* **Énoncé**
Rédigez la suite du texte consacré à la condamnation de Christophe Gleizes en Algérie.

* **Extrait**

En 2024, Christophe Gleizes avait repris con­tact avec un dirigeant du foot­ball kabyle afin de pré­par­er une nou­velle série de reportages sur la JSK, équipe pos­sé­dant un des plus beaux pal­marès du foot­ball algérien, selon Le Monde. Il était entré en Algérie avec un visa touris­tique – au lieu d’un visa jour­nal­is­tique –, ce que lui reproche la jus­tice algéri­enne. Les charges retenues con­tre lui por­tent sur des échanges datant de 2015 et 2017 avec un respon­s­able local du club de Tizi Ouzou : Fehrat Mehen­ni, égale­ment engagé dans le Mou­ve­ment pour l’autodétermination de la Kabylie (MAK), classé comme organ­i­sa­tion ter­ror­iste par Alger en 2021. Un autre mil­i­tant kabyle, Aksel Bellabaci, affirme avoir par­lé avec Christophe Gleizes dans le cadre de son tra­vail journalistique.

En pre­mière instance, la jus­tice algéri­enne avait con­damné le col­lab­o­ra­teur du groupe So Press à sept ans de prison ferme, avec man­dat de dépôt, pour « apolo­gie du ter­ror­isme » et « pos­ses­sion de pub­li­ca­tions dans un but de pro­pa­gande nuisant à l’intérêt nation­al ». Le par­quet avait req­uis dix ans de prison ferme et 500 000 dinars (3 300 euros) d’amende, déclarant : « L’accusé n’est pas venu en Algérie pour accom­plir un tra­vail jour­nal­is­tique mais [pour com­met­tre] un acte hos­tile. » La con­damna­tion à 7 ans de prison ferme a donc été con­fir­mée le 3 décem­bre 2025.

[Lignes de données]
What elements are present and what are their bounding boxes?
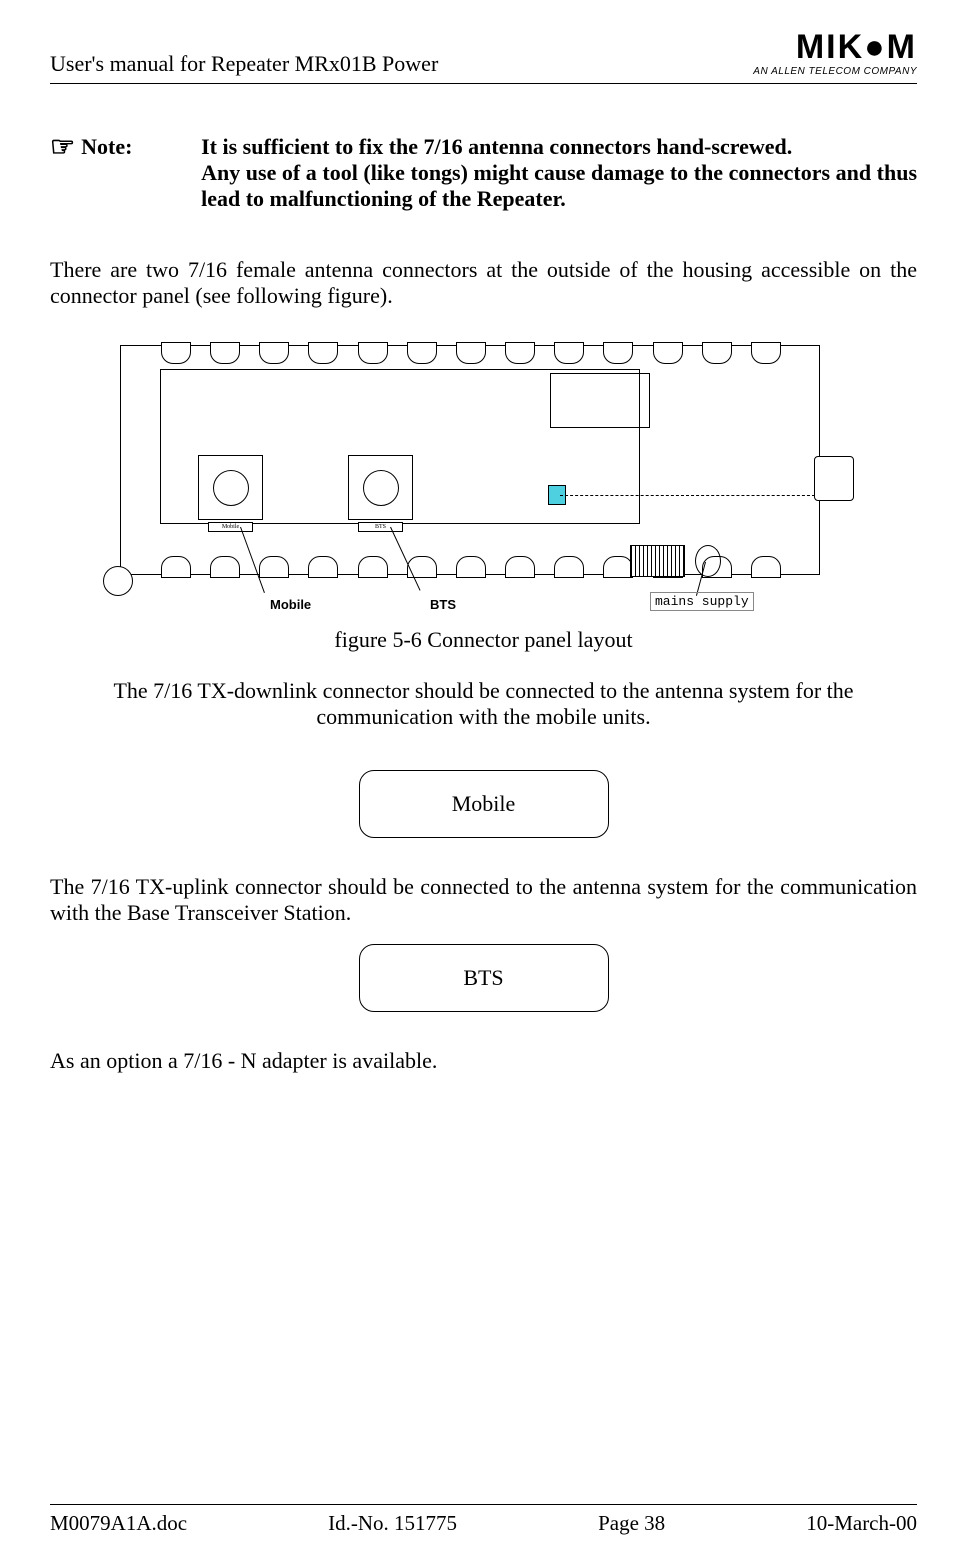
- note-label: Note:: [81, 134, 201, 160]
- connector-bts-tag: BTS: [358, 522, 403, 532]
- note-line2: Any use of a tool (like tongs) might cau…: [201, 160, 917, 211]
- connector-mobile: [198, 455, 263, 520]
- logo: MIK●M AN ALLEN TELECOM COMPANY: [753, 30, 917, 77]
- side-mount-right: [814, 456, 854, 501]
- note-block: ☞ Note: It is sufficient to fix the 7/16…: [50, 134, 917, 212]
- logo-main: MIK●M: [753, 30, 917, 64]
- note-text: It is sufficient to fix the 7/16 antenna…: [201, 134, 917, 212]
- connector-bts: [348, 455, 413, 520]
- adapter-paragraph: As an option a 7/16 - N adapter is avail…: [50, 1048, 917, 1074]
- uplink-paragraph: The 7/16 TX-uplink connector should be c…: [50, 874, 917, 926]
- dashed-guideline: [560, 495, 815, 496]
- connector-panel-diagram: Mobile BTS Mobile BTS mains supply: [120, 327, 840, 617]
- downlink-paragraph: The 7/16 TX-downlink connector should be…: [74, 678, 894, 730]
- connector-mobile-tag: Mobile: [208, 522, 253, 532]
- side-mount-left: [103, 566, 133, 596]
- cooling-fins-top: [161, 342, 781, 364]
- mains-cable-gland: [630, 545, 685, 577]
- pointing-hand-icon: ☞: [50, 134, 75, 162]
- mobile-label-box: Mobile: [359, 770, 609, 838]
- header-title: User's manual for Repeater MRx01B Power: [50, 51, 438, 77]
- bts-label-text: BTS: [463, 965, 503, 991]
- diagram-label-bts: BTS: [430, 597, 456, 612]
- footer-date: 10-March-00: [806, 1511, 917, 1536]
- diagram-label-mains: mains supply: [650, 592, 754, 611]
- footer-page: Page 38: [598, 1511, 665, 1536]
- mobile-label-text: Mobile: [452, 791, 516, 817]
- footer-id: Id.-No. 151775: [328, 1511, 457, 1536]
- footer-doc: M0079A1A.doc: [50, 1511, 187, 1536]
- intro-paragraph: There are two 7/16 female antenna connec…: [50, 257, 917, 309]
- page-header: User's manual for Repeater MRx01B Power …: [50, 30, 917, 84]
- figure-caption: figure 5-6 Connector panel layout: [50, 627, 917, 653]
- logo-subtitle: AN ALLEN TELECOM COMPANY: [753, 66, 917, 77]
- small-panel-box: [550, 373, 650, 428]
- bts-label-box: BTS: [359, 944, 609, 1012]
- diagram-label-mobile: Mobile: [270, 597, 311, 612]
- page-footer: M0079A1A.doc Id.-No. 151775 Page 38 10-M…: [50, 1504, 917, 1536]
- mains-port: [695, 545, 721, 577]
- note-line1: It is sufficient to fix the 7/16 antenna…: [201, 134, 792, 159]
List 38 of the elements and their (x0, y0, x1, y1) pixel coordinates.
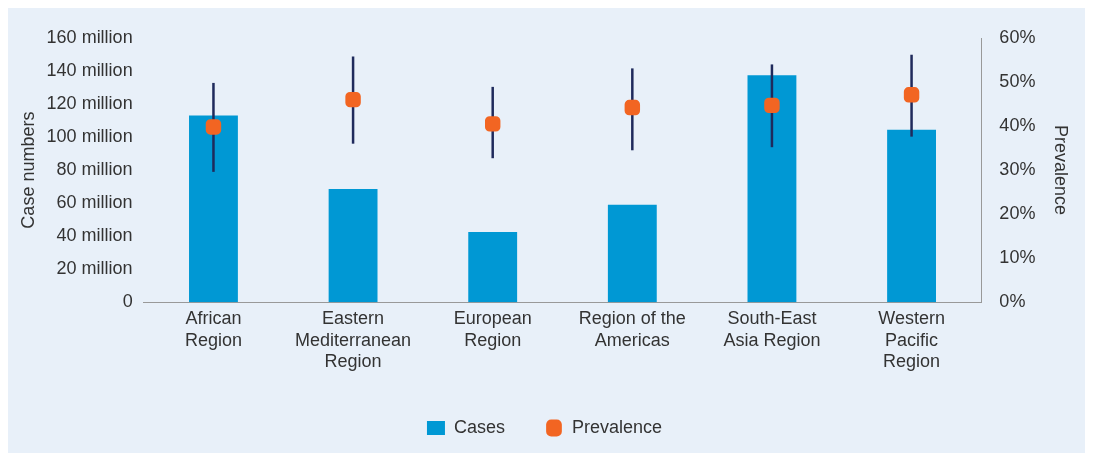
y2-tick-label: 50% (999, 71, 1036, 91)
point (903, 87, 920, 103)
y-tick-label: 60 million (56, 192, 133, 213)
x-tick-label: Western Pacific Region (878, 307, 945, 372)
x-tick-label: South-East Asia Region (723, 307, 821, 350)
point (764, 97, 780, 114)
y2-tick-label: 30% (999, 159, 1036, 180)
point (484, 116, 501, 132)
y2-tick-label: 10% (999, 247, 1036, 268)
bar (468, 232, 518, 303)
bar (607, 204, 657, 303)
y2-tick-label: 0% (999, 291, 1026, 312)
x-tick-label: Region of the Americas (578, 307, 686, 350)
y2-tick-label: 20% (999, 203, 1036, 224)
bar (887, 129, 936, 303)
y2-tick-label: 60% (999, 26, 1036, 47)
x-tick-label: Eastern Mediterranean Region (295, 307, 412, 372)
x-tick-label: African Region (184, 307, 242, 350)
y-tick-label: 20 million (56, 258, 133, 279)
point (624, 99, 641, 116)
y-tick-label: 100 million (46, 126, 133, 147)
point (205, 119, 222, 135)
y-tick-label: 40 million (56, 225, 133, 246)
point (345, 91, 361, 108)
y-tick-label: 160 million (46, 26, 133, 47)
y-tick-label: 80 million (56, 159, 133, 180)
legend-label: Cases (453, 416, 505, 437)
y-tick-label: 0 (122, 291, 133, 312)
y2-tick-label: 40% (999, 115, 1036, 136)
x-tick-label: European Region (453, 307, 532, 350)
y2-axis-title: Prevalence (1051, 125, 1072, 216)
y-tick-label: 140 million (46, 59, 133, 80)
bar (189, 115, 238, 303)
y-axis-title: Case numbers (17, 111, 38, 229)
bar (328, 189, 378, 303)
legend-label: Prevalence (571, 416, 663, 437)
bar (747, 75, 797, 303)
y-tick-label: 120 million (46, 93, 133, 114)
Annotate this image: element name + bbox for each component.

* **Réponse rédigée**
L’espoir d’une grâce présidentielle s’amenuise

Tou­jours selon Le Monde, trois jours avant son procès en appel, le jour­nal­iste sportif était con­fi­ant sur l’issue du procès mais la cour algéri­enne lui a don­né tort. À l’annonce du ver­dict, la mère de Christophe Gleizes et sa famille étaient sous le choc. Dans un entre­tien accordé à RFI, Sylvie Godard, la mère du jour­nal­iste, explique que la jus­tice algéri­enne a même inter­dit à Christophe Gleizes de dis­cuter deux min­utes avec sa famille à l’issue du ver­dict avant qu’il rejoigne le four­gon cellulaire.

Le seul espoir qui sub­siste pour Christophe Gleizes serait qu’Abdelmadjid Teb­boune, le prési­dent algérien, lui accorde une grâce prési­den­tielle, mais cela sem­ble peu prob­a­ble dans l’immédiat. Cepen­dant, selon l’av­o­cat du jour­nal­iste, Emmanuel Daoud, « l’ex­per­tise de son ordi­na­teur n’a rien don­né » et il n’y a « aucune preuve matérielle » attes­tant de « l’ac­cu­sa­tion d’apolo­gie du ter­ror­isme ». Juste avant que la Cour ne se retire pour délibér­er, Christophe Gleizes a dit espér­er « avoir con­va­in­cu ». « Je n’ai jamais eu l’in­ten­tion de nuire et je ne referai plus la même erreur », a‑t-il dit.

Reporters sans frontières et le monde du sport se mobilisent pour Christophe Gleizes

Sor­tant pour une fois de son rôle de com­mis­saire poli­tique de l’information, le directeur général de Reporters sans fron­tières (RSF), Thibaut Brut­tin, s’est dit « choqué » par la déci­sion du tri­bunal algérien. En effet, Christophe Gleizes a écopé de la peine de prison la plus lourde infligée à un jour­nal­iste français depuis dix ans. Thibaut Brut­tin martèle qu’il est « inac­cept­able qu’un de nos conci­toyens qui n’a fait que son tra­vail » soit con­damné à sept ans de prison ferme. Il ajoute en out­re que « l’Algérie est en train de se créer une épine dans le pied qui va être quelque chose qu’elle va traîn­er pen­dant des années si une solu­tion n’est pas trouvée ».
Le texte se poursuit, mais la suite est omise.